• Problem: Look for "очага" in the listing below. Gather each line that contains it.
**** Supplied entries
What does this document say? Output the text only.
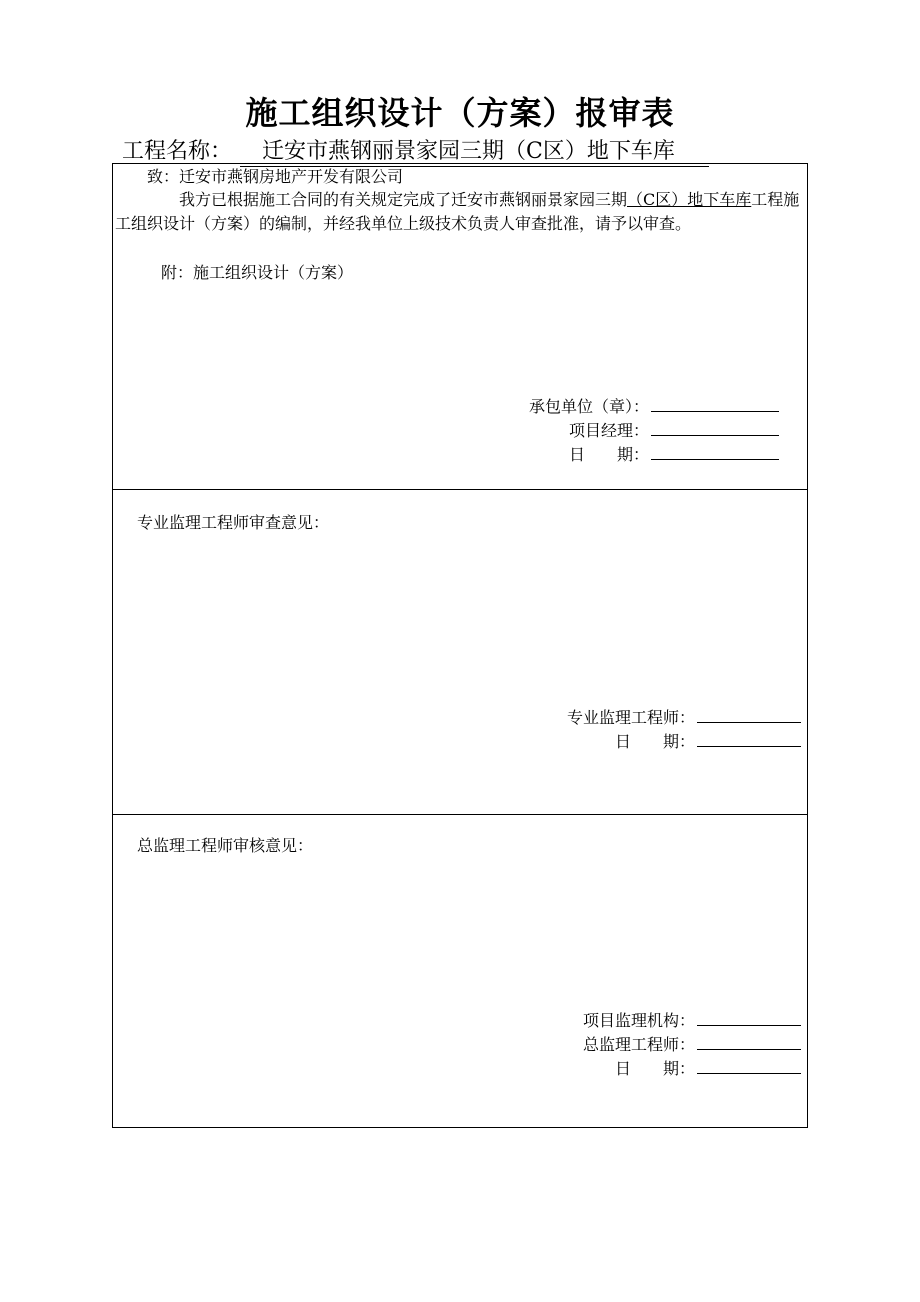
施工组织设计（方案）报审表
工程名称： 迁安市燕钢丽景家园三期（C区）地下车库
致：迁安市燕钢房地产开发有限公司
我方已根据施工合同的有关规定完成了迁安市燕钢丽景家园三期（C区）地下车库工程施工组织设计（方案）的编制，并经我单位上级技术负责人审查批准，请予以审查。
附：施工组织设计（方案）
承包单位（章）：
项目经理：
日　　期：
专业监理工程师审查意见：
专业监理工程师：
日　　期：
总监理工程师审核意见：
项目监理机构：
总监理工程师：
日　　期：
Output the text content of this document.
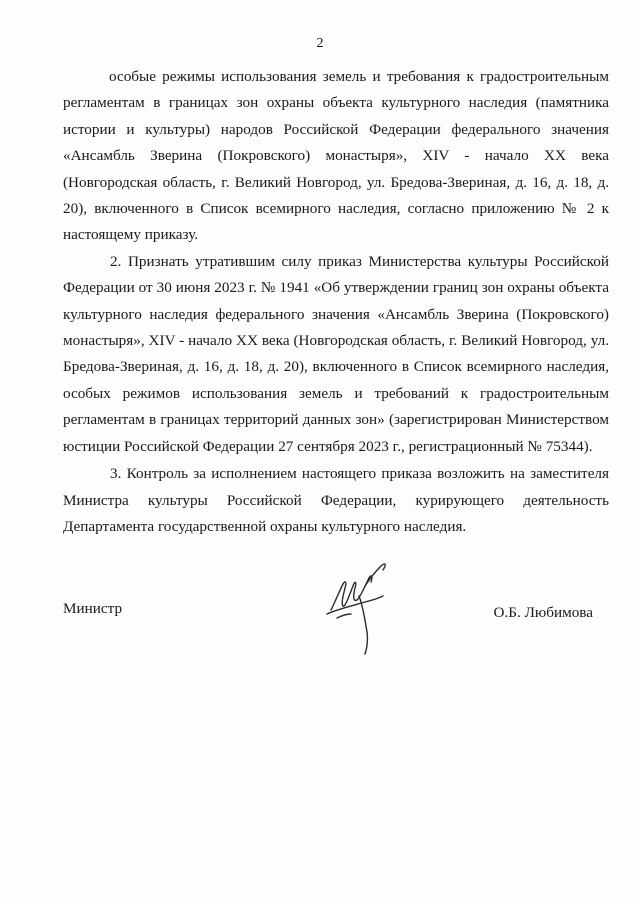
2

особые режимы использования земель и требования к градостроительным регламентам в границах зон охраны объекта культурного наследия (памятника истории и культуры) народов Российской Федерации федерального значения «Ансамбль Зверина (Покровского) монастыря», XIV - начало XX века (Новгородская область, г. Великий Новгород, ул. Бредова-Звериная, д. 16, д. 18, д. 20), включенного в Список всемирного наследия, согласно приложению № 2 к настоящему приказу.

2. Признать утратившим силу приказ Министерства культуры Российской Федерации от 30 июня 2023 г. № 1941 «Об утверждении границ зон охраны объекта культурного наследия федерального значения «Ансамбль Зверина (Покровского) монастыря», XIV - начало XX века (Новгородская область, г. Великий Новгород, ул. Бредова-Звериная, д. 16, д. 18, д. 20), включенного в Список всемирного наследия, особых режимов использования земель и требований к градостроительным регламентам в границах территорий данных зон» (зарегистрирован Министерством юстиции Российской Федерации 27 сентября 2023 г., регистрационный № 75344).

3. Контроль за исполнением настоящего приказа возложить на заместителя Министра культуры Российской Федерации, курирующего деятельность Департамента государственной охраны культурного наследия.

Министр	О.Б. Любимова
********
**** Supplied entries
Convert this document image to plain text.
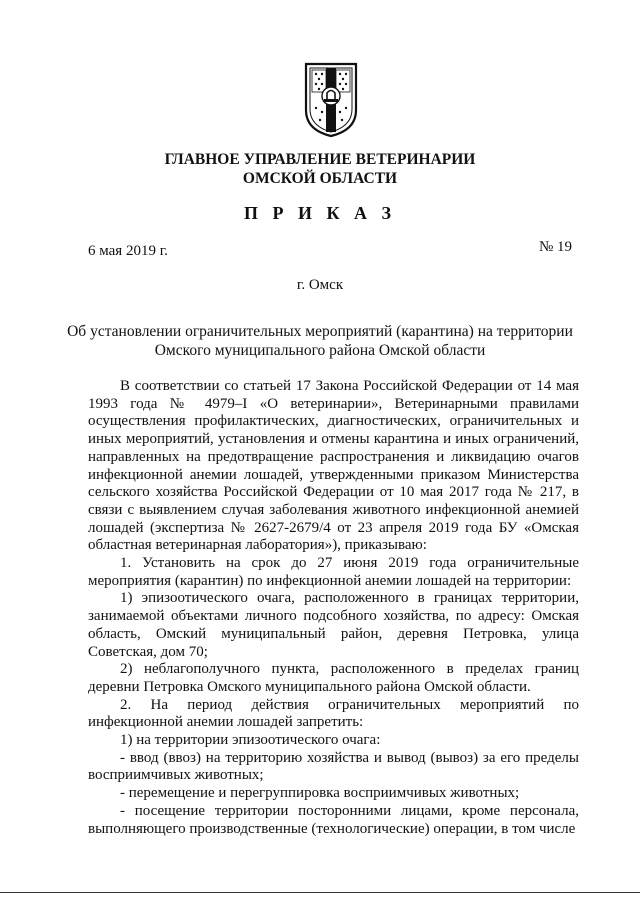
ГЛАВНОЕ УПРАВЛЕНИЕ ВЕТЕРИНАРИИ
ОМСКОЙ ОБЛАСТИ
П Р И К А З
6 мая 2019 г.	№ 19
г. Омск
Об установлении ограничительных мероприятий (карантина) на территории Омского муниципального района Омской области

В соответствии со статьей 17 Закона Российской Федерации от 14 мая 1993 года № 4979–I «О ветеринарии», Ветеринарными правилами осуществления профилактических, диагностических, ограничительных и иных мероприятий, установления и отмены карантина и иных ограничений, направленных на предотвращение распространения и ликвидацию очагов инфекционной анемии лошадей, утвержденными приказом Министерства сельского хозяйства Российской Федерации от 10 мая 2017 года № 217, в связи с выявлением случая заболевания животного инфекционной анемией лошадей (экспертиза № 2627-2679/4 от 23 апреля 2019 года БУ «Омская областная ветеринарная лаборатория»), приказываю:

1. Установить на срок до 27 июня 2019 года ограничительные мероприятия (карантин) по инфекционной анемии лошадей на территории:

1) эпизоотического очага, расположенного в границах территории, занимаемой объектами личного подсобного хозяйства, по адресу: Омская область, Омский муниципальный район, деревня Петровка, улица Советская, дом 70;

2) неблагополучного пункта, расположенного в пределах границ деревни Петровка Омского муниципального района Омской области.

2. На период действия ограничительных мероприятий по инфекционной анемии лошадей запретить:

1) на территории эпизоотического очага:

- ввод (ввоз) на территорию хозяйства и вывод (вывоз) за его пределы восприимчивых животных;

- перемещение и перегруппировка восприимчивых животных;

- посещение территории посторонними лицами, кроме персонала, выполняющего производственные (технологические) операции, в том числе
********
• Response below:
1) эпизоотического очага, расположенного в границах территории, занимаемой объектами личного подсобного хозяйства, по адресу: Омская область, Омский муниципальный район, деревня Петровка, улица Советская, дом 70;
1) на территории эпизоотического очага:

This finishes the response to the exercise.